* [Exercise aim]
Only the number is wanted: count the lines that include the word "Andersen".

* [Provided information]
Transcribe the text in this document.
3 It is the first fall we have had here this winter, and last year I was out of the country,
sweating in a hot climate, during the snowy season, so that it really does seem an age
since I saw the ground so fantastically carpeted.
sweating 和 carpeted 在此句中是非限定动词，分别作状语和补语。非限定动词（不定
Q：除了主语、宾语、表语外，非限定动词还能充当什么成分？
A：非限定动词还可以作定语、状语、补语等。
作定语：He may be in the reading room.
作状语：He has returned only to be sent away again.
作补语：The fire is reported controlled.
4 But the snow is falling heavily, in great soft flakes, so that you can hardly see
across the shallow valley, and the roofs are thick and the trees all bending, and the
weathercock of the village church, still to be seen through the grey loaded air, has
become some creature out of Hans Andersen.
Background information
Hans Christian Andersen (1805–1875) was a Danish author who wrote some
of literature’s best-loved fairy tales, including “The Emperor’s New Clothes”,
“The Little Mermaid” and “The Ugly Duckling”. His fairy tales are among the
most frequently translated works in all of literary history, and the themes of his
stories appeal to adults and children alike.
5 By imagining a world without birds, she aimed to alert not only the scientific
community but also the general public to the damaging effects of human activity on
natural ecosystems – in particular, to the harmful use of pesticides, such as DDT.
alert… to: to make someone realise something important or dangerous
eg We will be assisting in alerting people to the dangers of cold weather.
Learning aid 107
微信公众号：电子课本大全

* [Task result]
2